What to produce
Lines containing the word "Kong" are to be counted; state their number and nothing further.
##### Supplied data #####
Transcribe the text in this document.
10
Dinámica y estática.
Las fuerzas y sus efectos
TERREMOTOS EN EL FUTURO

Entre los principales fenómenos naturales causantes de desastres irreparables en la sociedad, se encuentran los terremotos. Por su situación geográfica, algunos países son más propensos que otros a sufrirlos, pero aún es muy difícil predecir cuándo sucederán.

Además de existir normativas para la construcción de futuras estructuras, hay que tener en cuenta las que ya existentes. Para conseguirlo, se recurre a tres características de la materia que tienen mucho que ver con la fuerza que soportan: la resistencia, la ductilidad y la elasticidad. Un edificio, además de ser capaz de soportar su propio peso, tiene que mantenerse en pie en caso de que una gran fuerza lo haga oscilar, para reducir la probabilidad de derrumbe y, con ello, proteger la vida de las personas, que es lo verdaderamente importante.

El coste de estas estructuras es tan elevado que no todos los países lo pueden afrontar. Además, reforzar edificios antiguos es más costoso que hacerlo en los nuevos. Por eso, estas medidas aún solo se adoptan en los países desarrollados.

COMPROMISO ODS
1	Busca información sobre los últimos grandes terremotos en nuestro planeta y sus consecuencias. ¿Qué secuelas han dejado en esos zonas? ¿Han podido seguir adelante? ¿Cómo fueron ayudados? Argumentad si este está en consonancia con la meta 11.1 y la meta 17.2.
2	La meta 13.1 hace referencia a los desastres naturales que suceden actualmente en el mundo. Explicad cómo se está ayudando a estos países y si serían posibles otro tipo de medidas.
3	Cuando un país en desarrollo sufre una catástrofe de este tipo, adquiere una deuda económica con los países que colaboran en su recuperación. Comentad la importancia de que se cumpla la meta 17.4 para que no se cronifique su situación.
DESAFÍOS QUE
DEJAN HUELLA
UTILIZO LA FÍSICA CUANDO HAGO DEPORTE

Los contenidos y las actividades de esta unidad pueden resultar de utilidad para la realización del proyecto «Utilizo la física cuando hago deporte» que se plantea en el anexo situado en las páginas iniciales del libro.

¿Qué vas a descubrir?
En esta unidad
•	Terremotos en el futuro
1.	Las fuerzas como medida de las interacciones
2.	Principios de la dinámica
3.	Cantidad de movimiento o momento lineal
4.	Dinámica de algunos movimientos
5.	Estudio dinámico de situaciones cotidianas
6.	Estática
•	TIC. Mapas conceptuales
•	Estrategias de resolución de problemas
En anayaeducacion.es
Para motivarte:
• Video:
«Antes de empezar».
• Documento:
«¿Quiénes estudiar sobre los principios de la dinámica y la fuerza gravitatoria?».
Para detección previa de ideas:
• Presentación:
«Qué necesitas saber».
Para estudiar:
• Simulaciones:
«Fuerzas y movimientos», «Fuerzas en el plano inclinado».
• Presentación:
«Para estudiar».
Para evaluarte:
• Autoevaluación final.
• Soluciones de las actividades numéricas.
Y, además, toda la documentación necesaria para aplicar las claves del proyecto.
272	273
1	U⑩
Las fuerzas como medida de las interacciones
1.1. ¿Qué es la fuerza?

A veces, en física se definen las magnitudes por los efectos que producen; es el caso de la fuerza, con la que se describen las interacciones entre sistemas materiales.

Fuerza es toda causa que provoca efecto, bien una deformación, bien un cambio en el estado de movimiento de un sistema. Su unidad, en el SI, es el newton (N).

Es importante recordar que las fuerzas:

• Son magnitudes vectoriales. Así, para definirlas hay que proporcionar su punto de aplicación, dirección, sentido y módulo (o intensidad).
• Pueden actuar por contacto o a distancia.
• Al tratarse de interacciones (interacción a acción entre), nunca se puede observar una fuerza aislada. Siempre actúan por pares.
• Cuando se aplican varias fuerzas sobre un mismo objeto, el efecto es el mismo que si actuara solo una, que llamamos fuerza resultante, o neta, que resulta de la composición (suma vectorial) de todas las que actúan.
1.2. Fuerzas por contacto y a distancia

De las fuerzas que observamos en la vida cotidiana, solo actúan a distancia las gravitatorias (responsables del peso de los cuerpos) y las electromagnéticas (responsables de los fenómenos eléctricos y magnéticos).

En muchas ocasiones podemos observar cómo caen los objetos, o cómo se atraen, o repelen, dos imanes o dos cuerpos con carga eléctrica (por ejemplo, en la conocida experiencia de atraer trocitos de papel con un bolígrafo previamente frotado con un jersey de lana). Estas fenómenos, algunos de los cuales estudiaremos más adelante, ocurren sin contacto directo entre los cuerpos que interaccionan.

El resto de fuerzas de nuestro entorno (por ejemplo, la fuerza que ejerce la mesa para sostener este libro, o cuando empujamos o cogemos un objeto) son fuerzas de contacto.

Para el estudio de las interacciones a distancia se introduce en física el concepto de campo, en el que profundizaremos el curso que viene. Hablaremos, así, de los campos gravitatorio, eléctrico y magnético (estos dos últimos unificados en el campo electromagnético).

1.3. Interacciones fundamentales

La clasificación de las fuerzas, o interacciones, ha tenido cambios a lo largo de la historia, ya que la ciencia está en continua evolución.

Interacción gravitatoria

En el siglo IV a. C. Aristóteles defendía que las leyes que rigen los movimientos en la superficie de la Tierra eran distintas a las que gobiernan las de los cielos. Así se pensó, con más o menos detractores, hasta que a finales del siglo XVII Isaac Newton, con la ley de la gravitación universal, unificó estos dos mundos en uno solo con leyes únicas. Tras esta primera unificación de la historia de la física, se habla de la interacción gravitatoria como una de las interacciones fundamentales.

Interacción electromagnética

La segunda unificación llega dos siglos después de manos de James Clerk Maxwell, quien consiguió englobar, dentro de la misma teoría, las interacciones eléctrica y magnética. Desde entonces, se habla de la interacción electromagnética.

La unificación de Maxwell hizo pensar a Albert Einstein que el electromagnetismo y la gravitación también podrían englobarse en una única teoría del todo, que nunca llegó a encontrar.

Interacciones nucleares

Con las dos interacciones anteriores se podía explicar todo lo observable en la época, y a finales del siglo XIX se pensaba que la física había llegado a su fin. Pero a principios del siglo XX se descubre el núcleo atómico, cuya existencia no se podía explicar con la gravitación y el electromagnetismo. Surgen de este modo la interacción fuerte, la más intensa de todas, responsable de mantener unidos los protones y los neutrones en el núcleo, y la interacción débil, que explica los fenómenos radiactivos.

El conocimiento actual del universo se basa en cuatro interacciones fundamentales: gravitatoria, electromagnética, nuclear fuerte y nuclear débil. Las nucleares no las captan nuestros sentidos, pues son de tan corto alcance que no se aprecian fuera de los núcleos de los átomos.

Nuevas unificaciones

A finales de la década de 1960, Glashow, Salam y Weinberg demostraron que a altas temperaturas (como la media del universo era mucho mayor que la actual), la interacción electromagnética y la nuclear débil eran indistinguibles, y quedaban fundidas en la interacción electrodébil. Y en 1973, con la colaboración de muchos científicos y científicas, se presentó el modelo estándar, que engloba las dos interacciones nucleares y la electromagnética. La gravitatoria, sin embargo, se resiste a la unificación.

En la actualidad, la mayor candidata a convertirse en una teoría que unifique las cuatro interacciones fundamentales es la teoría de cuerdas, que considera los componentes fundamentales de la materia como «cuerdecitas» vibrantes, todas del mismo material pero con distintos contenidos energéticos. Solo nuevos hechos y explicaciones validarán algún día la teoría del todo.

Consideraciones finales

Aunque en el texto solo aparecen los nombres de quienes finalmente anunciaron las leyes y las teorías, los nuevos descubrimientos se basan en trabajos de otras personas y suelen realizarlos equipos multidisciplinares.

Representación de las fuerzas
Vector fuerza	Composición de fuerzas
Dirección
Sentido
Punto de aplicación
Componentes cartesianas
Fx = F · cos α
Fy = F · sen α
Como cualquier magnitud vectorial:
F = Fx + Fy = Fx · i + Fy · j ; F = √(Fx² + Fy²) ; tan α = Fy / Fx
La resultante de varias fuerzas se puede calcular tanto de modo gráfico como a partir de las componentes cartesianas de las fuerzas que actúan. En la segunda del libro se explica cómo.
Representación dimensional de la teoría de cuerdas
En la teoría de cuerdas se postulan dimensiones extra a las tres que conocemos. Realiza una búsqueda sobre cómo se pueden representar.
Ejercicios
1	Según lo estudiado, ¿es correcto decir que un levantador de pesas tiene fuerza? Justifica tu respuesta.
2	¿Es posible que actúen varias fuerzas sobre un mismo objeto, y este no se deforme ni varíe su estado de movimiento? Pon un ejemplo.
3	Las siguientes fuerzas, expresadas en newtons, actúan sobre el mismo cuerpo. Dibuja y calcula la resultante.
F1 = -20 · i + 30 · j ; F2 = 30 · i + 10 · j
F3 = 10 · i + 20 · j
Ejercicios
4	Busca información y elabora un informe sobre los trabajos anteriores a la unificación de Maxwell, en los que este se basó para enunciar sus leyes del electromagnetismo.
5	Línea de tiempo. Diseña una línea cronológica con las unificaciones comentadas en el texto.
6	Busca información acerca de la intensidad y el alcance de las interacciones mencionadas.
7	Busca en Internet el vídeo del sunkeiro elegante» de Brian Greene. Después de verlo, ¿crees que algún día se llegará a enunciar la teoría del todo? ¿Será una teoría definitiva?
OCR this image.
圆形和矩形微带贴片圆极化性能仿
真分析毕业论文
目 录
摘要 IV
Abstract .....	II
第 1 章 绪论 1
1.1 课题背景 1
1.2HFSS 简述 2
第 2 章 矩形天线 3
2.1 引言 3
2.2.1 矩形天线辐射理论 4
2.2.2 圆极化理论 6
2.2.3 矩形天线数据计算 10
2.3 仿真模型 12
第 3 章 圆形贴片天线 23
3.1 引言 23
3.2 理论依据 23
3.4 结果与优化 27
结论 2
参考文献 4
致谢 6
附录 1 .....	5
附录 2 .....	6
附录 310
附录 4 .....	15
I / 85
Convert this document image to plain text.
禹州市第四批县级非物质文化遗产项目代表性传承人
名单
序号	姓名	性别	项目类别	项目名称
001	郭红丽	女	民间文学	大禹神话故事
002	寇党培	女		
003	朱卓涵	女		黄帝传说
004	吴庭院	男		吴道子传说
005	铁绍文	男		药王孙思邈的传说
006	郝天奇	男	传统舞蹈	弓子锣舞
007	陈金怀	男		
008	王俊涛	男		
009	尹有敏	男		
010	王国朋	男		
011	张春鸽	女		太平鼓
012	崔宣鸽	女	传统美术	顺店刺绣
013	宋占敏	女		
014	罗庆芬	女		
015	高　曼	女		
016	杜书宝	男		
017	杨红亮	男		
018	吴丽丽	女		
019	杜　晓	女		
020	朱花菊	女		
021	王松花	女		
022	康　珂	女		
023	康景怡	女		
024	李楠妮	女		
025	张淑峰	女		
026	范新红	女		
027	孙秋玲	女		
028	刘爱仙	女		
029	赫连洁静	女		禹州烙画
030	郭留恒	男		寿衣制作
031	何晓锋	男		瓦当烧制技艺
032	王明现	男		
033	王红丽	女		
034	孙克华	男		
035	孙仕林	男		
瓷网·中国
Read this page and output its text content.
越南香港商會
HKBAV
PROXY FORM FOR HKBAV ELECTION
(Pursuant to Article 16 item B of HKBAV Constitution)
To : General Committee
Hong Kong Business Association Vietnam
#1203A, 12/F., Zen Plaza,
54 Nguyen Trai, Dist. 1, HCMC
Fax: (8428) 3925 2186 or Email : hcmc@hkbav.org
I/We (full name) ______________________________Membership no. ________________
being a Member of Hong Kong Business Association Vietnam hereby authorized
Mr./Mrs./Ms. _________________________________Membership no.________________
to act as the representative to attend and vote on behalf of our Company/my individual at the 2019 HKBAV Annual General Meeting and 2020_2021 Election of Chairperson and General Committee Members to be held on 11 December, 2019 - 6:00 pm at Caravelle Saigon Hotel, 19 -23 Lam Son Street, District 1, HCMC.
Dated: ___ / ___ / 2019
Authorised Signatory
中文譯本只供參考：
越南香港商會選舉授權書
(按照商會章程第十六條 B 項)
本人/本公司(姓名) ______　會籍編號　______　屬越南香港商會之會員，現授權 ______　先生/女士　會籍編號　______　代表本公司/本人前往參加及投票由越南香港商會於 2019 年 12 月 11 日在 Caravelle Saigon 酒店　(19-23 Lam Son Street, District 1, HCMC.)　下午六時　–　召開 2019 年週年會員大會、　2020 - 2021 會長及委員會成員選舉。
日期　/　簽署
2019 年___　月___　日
#####
Answer below
2